Extracts from a graphics dataset:
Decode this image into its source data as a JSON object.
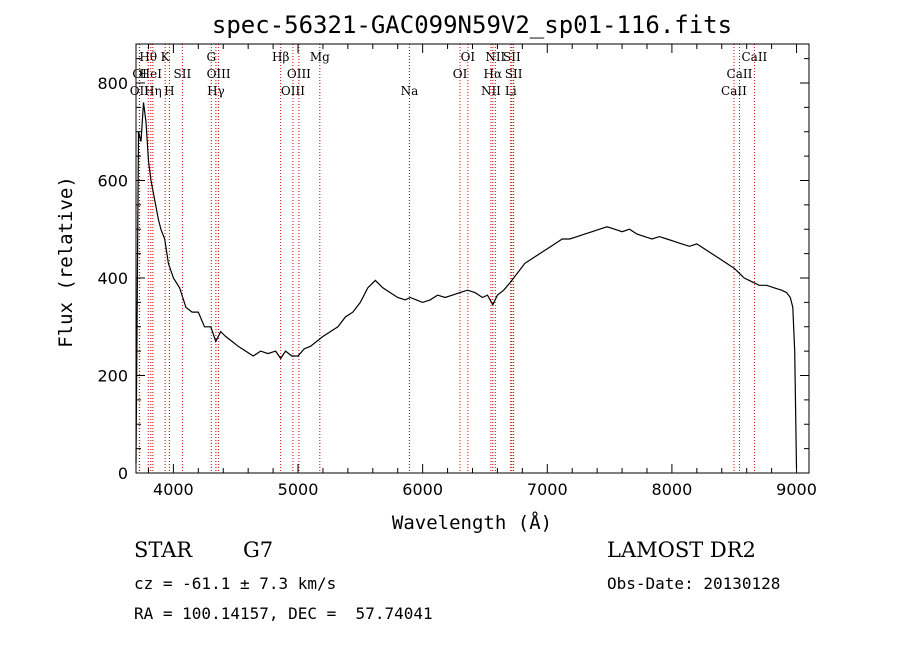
{
  "chart_data": {
    "type": "line",
    "title": "spec-56321-GAC099N59V2_sp01-116.fits",
    "xlabel": "Wavelength (Å)",
    "ylabel": "Flux (relative)",
    "xlim": [
      3700,
      9100
    ],
    "ylim": [
      0,
      880
    ],
    "xticks": [
      4000,
      5000,
      6000,
      7000,
      8000,
      9000
    ],
    "yticks": [
      0,
      200,
      400,
      600,
      800
    ],
    "grid": false,
    "line_color": "#000000",
    "marker_color": "#cc0000",
    "series": [
      {
        "x": [
          3700,
          3720,
          3740,
          3760,
          3780,
          3800,
          3820,
          3850,
          3880,
          3900,
          3930,
          3960,
          4000,
          4050,
          4100,
          4150,
          4200,
          4250,
          4300,
          4340,
          4380,
          4420,
          4470,
          4520,
          4580,
          4640,
          4700,
          4760,
          4820,
          4860,
          4900,
          4950,
          5000,
          5050,
          5100,
          5150,
          5200,
          5260,
          5320,
          5380,
          5440,
          5500,
          5560,
          5620,
          5680,
          5740,
          5800,
          5860,
          5900,
          5950,
          6000,
          6060,
          6120,
          6180,
          6240,
          6300,
          6360,
          6420,
          6480,
          6520,
          6563,
          6600,
          6650,
          6700,
          6760,
          6820,
          6880,
          6940,
          7000,
          7060,
          7120,
          7180,
          7240,
          7300,
          7360,
          7420,
          7480,
          7540,
          7600,
          7660,
          7720,
          7780,
          7840,
          7900,
          7960,
          8020,
          8080,
          8140,
          8200,
          8260,
          8320,
          8380,
          8440,
          8500,
          8540,
          8580,
          8620,
          8662,
          8700,
          8760,
          8820,
          8880,
          8920,
          8950,
          8970,
          8985,
          9000
        ],
        "y": [
          20,
          700,
          680,
          760,
          720,
          640,
          600,
          560,
          520,
          500,
          480,
          430,
          400,
          380,
          340,
          330,
          330,
          300,
          300,
          270,
          290,
          280,
          270,
          260,
          250,
          240,
          250,
          245,
          250,
          235,
          250,
          240,
          240,
          255,
          260,
          270,
          280,
          290,
          300,
          320,
          330,
          350,
          380,
          395,
          380,
          370,
          360,
          355,
          360,
          355,
          350,
          355,
          365,
          360,
          365,
          370,
          375,
          370,
          360,
          365,
          345,
          365,
          375,
          390,
          410,
          430,
          440,
          450,
          460,
          470,
          480,
          480,
          485,
          490,
          495,
          500,
          505,
          500,
          495,
          500,
          490,
          485,
          480,
          485,
          480,
          475,
          470,
          465,
          470,
          460,
          450,
          440,
          430,
          420,
          410,
          400,
          395,
          390,
          385,
          385,
          380,
          375,
          370,
          360,
          340,
          250,
          10
        ]
      }
    ],
    "line_markers": [
      {
        "wavelength": 3727,
        "name": "OII",
        "row": 2
      },
      {
        "wavelength": 3729,
        "name": "OI",
        "row": 1
      },
      {
        "wavelength": 3798,
        "name": "Hθ",
        "row": 0
      },
      {
        "wavelength": 3819,
        "name": "HeI",
        "row": 1
      },
      {
        "wavelength": 3835,
        "name": "Hη",
        "row": 2
      },
      {
        "wavelength": 3934,
        "name": "K",
        "row": 0
      },
      {
        "wavelength": 3968,
        "name": "H",
        "row": 2
      },
      {
        "wavelength": 4072,
        "name": "SII",
        "row": 1
      },
      {
        "wavelength": 4304,
        "name": "G",
        "row": 0
      },
      {
        "wavelength": 4341,
        "name": "Hγ",
        "row": 2
      },
      {
        "wavelength": 4363,
        "name": "OIII",
        "row": 1
      },
      {
        "wavelength": 4861,
        "name": "Hβ",
        "row": 0
      },
      {
        "wavelength": 4959,
        "name": "OIII",
        "row": 2
      },
      {
        "wavelength": 5007,
        "name": "OIII",
        "row": 1
      },
      {
        "wavelength": 5175,
        "name": "Mg",
        "row": 0
      },
      {
        "wavelength": 5894,
        "name": "Na",
        "row": 2
      },
      {
        "wavelength": 6300,
        "name": "OI",
        "row": 1
      },
      {
        "wavelength": 6363,
        "name": "OI",
        "row": 0
      },
      {
        "wavelength": 6548,
        "name": "NII",
        "row": 2
      },
      {
        "wavelength": 6563,
        "name": "Hα",
        "row": 1
      },
      {
        "wavelength": 6583,
        "name": "NII",
        "row": 0
      },
      {
        "wavelength": 6707,
        "name": "Li",
        "row": 2
      },
      {
        "wavelength": 6716,
        "name": "SII",
        "row": 0
      },
      {
        "wavelength": 6730,
        "name": "SII",
        "row": 1
      },
      {
        "wavelength": 8498,
        "name": "CaII",
        "row": 2
      },
      {
        "wavelength": 8542,
        "name": "CaII",
        "row": 1
      },
      {
        "wavelength": 8662,
        "name": "CaII",
        "row": 0
      }
    ]
  },
  "info": {
    "object_class": "STAR",
    "subclass": "G7",
    "redshift": "cz = -61.1 ± 7.3 km/s",
    "coords": "RA = 100.14157, DEC =  57.74041",
    "survey": "LAMOST DR2",
    "obs_date": "Obs-Date: 20130128"
  }
}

*DIRECTIVE*:
Reproduce the full listing above verbatim, with no pictures included.

*CORRECT ANSWER*:
Decode this image into its source data as a JSON object.
{
  "chart_data": {
    "type": "line",
    "title": "spec-56321-GAC099N59V2_sp01-116.fits",
    "xlabel": "Wavelength (Å)",
    "ylabel": "Flux (relative)",
    "xlim": [
      3700,
      9100
    ],
    "ylim": [
      0,
      880
    ],
    "xticks": [
      4000,
      5000,
      6000,
      7000,
      8000,
      9000
    ],
    "yticks": [
      0,
      200,
      400,
      600,
      800
    ],
    "grid": false,
    "line_color": "#000000",
    "marker_color": "#cc0000",
    "series": [
      {
        "x": [
          3700,
          3720,
          3740,
          3760,
          3780,
          3800,
          3820,
          3850,
          3880,
          3900,
          3930,
          3960,
          4000,
          4050,
          4100,
          4150,
          4200,
          4250,
          4300,
          4340,
          4380,
          4420,
          4470,
          4520,
          4580,
          4640,
          4700,
          4760,
          4820,
          4860,
          4900,
          4950,
          5000,
          5050,
          5100,
          5150,
          5200,
          5260,
          5320,
          5380,
          5440,
          5500,
          5560,
          5620,
          5680,
          5740,
          5800,
          5860,
          5900,
          5950,
          6000,
          6060,
          6120,
          6180,
          6240,
          6300,
          6360,
          6420,
          6480,
          6520,
          6563,
          6600,
          6650,
          6700,
          6760,
          6820,
          6880,
          6940,
          7000,
          7060,
          7120,
          7180,
          7240,
          7300,
          7360,
          7420,
          7480,
          7540,
          7600,
          7660,
          7720,
          7780,
          7840,
          7900,
          7960,
          8020,
          8080,
          8140,
          8200,
          8260,
          8320,
          8380,
          8440,
          8500,
          8540,
          8580,
          8620,
          8662,
          8700,
          8760,
          8820,
          8880,
          8920,
          8950,
          8970,
          8985,
          9000
        ],
        "y": [
          20,
          700,
          680,
          760,
          720,
          640,
          600,
          560,
          520,
          500,
          480,
          430,
          400,
          380,
          340,
          330,
          330,
          300,
          300,
          270,
          290,
          280,
          270,
          260,
          250,
          240,
          250,
          245,
          250,
          235,
          250,
          240,
          240,
          255,
          260,
          270,
          280,
          290,
          300,
          320,
          330,
          350,
          380,
          395,
          380,
          370,
          360,
          355,
          360,
          355,
          350,
          355,
          365,
          360,
          365,
          370,
          375,
          370,
          360,
          365,
          345,
          365,
          375,
          390,
          410,
          430,
          440,
          450,
          460,
          470,
          480,
          480,
          485,
          490,
          495,
          500,
          505,
          500,
          495,
          500,
          490,
          485,
          480,
          485,
          480,
          475,
          470,
          465,
          470,
          460,
          450,
          440,
          430,
          420,
          410,
          400,
          395,
          390,
          385,
          385,
          380,
          375,
          370,
          360,
          340,
          250,
          10
        ]
      }
    ],
    "line_markers": [
      {
        "wavelength": 3727,
        "name": "OII",
        "row": 2
      },
      {
        "wavelength": 3729,
        "name": "OI",
        "row": 1
      },
      {
        "wavelength": 3798,
        "name": "Hθ",
        "row": 0
      },
      {
        "wavelength": 3819,
        "name": "HeI",
        "row": 1
      },
      {
        "wavelength": 3835,
        "name": "Hη",
        "row": 2
      },
      {
        "wavelength": 3934,
        "name": "K",
        "row": 0
      },
      {
        "wavelength": 3968,
        "name": "H",
        "row": 2
      },
      {
        "wavelength": 4072,
        "name": "SII",
        "row": 1
      },
      {
        "wavelength": 4304,
        "name": "G",
        "row": 0
      },
      {
        "wavelength": 4341,
        "name": "Hγ",
        "row": 2
      },
      {
        "wavelength": 4363,
        "name": "OIII",
        "row": 1
      },
      {
        "wavelength": 4861,
        "name": "Hβ",
        "row": 0
      },
      {
        "wavelength": 4959,
        "name": "OIII",
        "row": 2
      },
      {
        "wavelength": 5007,
        "name": "OIII",
        "row": 1
      },
      {
        "wavelength": 5175,
        "name": "Mg",
        "row": 0
      },
      {
        "wavelength": 5894,
        "name": "Na",
        "row": 2
      },
      {
        "wavelength": 6300,
        "name": "OI",
        "row": 1
      },
      {
        "wavelength": 6363,
        "name": "OI",
        "row": 0
      },
      {
        "wavelength": 6548,
        "name": "NII",
        "row": 2
      },
      {
        "wavelength": 6563,
        "name": "Hα",
        "row": 1
      },
      {
        "wavelength": 6583,
        "name": "NII",
        "row": 0
      },
      {
        "wavelength": 6707,
        "name": "Li",
        "row": 2
      },
      {
        "wavelength": 6716,
        "name": "SII",
        "row": 0
      },
      {
        "wavelength": 6730,
        "name": "SII",
        "row": 1
      },
      {
        "wavelength": 8498,
        "name": "CaII",
        "row": 2
      },
      {
        "wavelength": 8542,
        "name": "CaII",
        "row": 1
      },
      {
        "wavelength": 8662,
        "name": "CaII",
        "row": 0
      }
    ]
  },
  "info": {
    "object_class": "STAR",
    "subclass": "G7",
    "redshift": "cz = -61.1 ± 7.3 km/s",
    "coords": "RA = 100.14157, DEC =  57.74041",
    "survey": "LAMOST DR2",
    "obs_date": "Obs-Date: 20130128"
  }
}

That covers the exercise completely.